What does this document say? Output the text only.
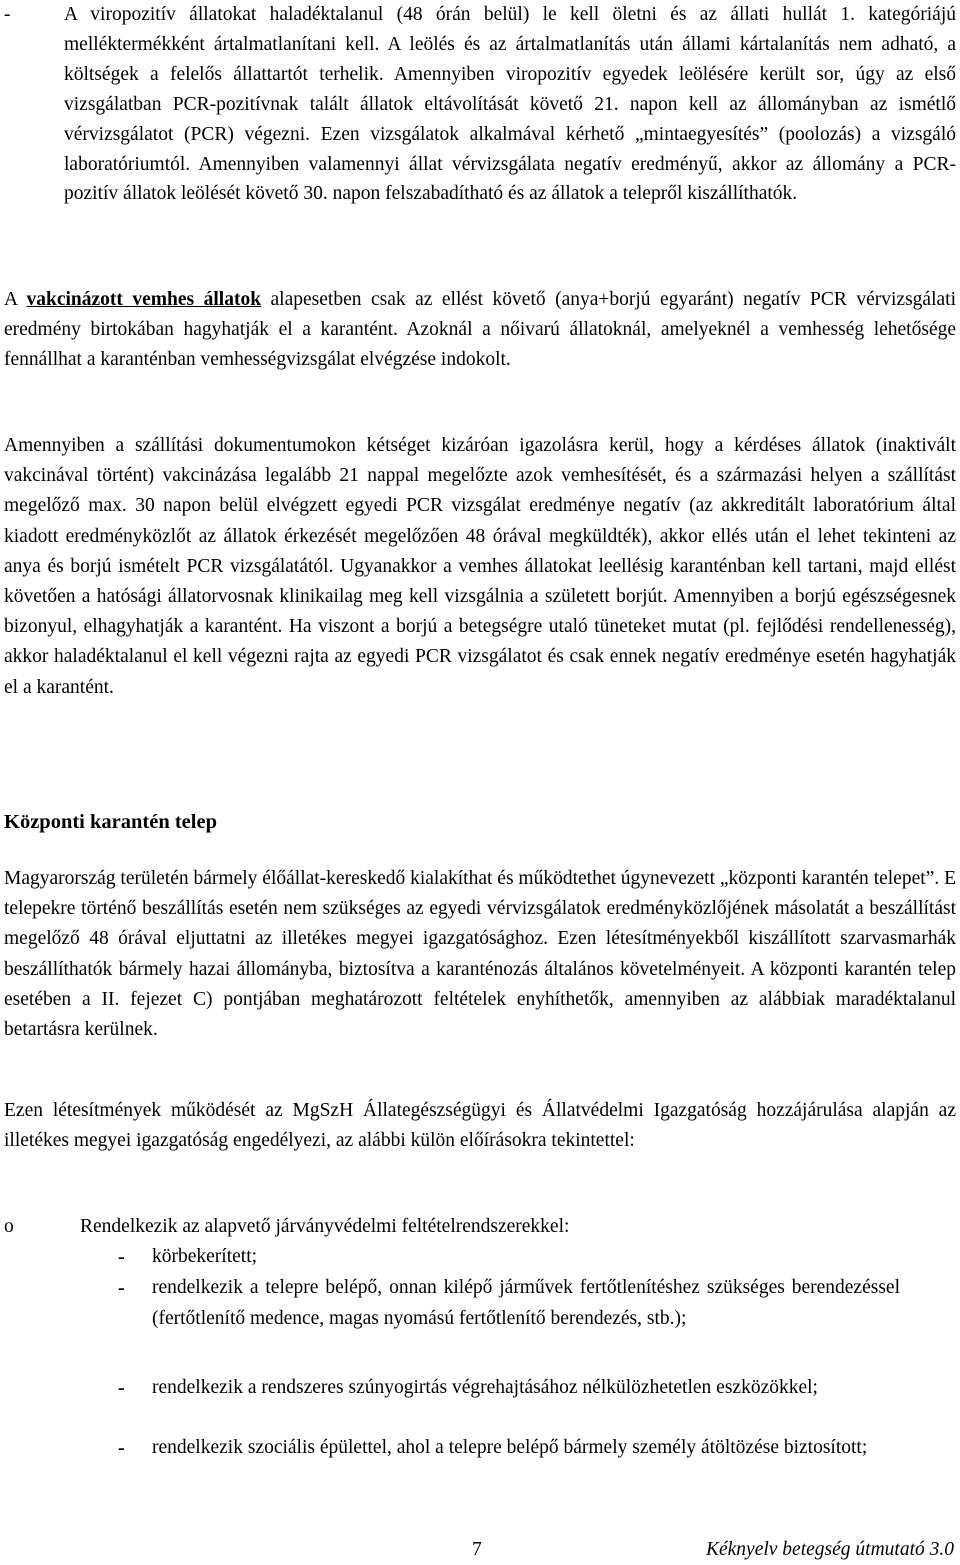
-	A viropozitív állatokat haladéktalanul (48 órán belül) le kell öletni és az állati hullát 1. kategóriájú melléktermékként ártalmatlanítani kell. A leölés és az ártalmatlanítás után állami kártalanítás nem adható, a költségek a felelős állattartót terhelik. Amennyiben viropozitív egyedek leölésére került sor, úgy az első vizsgálatban PCR-pozitívnak talált állatok eltávolítását követő 21. napon kell az állományban az ismétlő vérvizsgálatot (PCR) végezni. Ezen vizsgálatok alkalmával kérhető „mintaegyesítés” (poolozás) a vizsgáló laboratóriumtól. Amennyiben valamennyi állat vérvizsgálata negatív eredményű, akkor az állomány a PCR-pozitív állatok leölését követő 30. napon felszabadítható és az állatok a telepről kiszállíthatók.

A vakcinázott vemhes állatok alapesetben csak az ellést követő (anya+borjú egyaránt) negatív PCR vérvizsgálati eredmény birtokában hagyhatják el a karantént. Azoknál a nőivarú állatoknál, amelyeknél a vemhesség lehetősége fennállhat a karanténban vemhességvizsgálat elvégzése indokolt.

Amennyiben a szállítási dokumentumokon kétséget kizáróan igazolásra kerül, hogy a kérdéses állatok (inaktivált vakcinával történt) vakcinázása legalább 21 nappal megelőzte azok vemhesítését, és a származási helyen a szállítást megelőző max. 30 napon belül elvégzett egyedi PCR vizsgálat eredménye negatív (az akkreditált laboratórium által kiadott eredményközlőt az állatok érkezését megelőzően 48 órával megküldték), akkor ellés után el lehet tekinteni az anya és borjú ismételt PCR vizsgálatától. Ugyanakkor a vemhes állatokat leellésig karanténban kell tartani, majd ellést követően a hatósági állatorvosnak klinikailag meg kell vizsgálnia a született borjút. Amennyiben a borjú egészségesnek bizonyul, elhagyhatják a karantént. Ha viszont a borjú a betegségre utaló tüneteket mutat (pl. fejlődési rendellenesség), akkor haladéktalanul el kell végezni rajta az egyedi PCR vizsgálatot és csak ennek negatív eredménye esetén hagyhatják el a karantént.

Központi karantén telep

Magyarország területén bármely élőállat-kereskedő kialakíthat és működtethet úgynevezett „központi karantén telepet”. E telepekre történő beszállítás esetén nem szükséges az egyedi vérvizsgálatok eredményközlőjének másolatát a beszállítást megelőző 48 órával eljuttatni az illetékes megyei igazgatósághoz. Ezen létesítményekből kiszállított szarvasmarhák beszállíthatók bármely hazai állományba, biztosítva a karanténozás általános követelményeit. A központi karantén telep esetében a II. fejezet C) pontjában meghatározott feltételek enyhíthetők, amennyiben az alábbiak maradéktalanul betartásra kerülnek.

Ezen létesítmények működését az MgSzH Állategészségügyi és Állatvédelmi Igazgatóság hozzájárulása alapján az illetékes megyei igazgatóság engedélyezi, az alábbi külön előírásokra tekintettel:

o	Rendelkezik az alapvető járványvédelmi feltételrendszerekkel:
- körbekerített;

- rendelkezik a telepre belépő, onnan kilépő járművek fertőtlenítéshez szükséges berendezéssel (fertőtlenítő medence, magas nyomású fertőtlenítő berendezés, stb.);

- rendelkezik a rendszeres szúnyogirtás végrehajtásához nélkülözhetetlen eszközökkel;

- rendelkezik szociális épülettel, ahol a telepre belépő bármely személy átöltözése biztosított;

7	Kéknyelv betegség útmutató 3.0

________

__Goal__:
Write out all the entries word for word, but skip any images.

__Answer to the task__:
What does this document say? Output the text only.
-	A viropozitív állatokat haladéktalanul (48 órán belül) le kell öletni és az állati hullát 1. kategóriájú melléktermékként ártalmatlanítani kell. A leölés és az ártalmatlanítás után állami kártalanítás nem adható, a költségek a felelős állattartót terhelik. Amennyiben viropozitív egyedek leölésére került sor, úgy az első vizsgálatban PCR-pozitívnak talált állatok eltávolítását követő 21. napon kell az állományban az ismétlő vérvizsgálatot (PCR) végezni. Ezen vizsgálatok alkalmával kérhető „mintaegyesítés” (poolozás) a vizsgáló laboratóriumtól. Amennyiben valamennyi állat vérvizsgálata negatív eredményű, akkor az állomány a PCR-pozitív állatok leölését követő 30. napon felszabadítható és az állatok a telepről kiszállíthatók.

A vakcinázott vemhes állatok alapesetben csak az ellést követő (anya+borjú egyaránt) negatív PCR vérvizsgálati eredmény birtokában hagyhatják el a karantént. Azoknál a nőivarú állatoknál, amelyeknél a vemhesség lehetősége fennállhat a karanténban vemhességvizsgálat elvégzése indokolt.

Amennyiben a szállítási dokumentumokon kétséget kizáróan igazolásra kerül, hogy a kérdéses állatok (inaktivált vakcinával történt) vakcinázása legalább 21 nappal megelőzte azok vemhesítését, és a származási helyen a szállítást megelőző max. 30 napon belül elvégzett egyedi PCR vizsgálat eredménye negatív (az akkreditált laboratórium által kiadott eredményközlőt az állatok érkezését megelőzően 48 órával megküldték), akkor ellés után el lehet tekinteni az anya és borjú ismételt PCR vizsgálatától. Ugyanakkor a vemhes állatokat leellésig karanténban kell tartani, majd ellést követően a hatósági állatorvosnak klinikailag meg kell vizsgálnia a született borjút. Amennyiben a borjú egészségesnek bizonyul, elhagyhatják a karantént. Ha viszont a borjú a betegségre utaló tüneteket mutat (pl. fejlődési rendellenesség), akkor haladéktalanul el kell végezni rajta az egyedi PCR vizsgálatot és csak ennek negatív eredménye esetén hagyhatják el a karantént.

Központi karantén telep

Magyarország területén bármely élőállat-kereskedő kialakíthat és működtethet úgynevezett „központi karantén telepet”. E telepekre történő beszállítás esetén nem szükséges az egyedi vérvizsgálatok eredményközlőjének másolatát a beszállítást megelőző 48 órával eljuttatni az illetékes megyei igazgatósághoz. Ezen létesítményekből kiszállított szarvasmarhák beszállíthatók bármely hazai állományba, biztosítva a karanténozás általános követelményeit. A központi karantén telep esetében a II. fejezet C) pontjában meghatározott feltételek enyhíthetők, amennyiben az alábbiak maradéktalanul betartásra kerülnek.

Ezen létesítmények működését az MgSzH Állategészségügyi és Állatvédelmi Igazgatóság hozzájárulása alapján az illetékes megyei igazgatóság engedélyezi, az alábbi külön előírásokra tekintettel:

o	Rendelkezik az alapvető járványvédelmi feltételrendszerekkel:
- körbekerített;

- rendelkezik a telepre belépő, onnan kilépő járművek fertőtlenítéshez szükséges berendezéssel (fertőtlenítő medence, magas nyomású fertőtlenítő berendezés, stb.);

- rendelkezik a rendszeres szúnyogirtás végrehajtásához nélkülözhetetlen eszközökkel;

- rendelkezik szociális épülettel, ahol a telepre belépő bármely személy átöltözése biztosított;

7	Kéknyelv betegség útmutató 3.0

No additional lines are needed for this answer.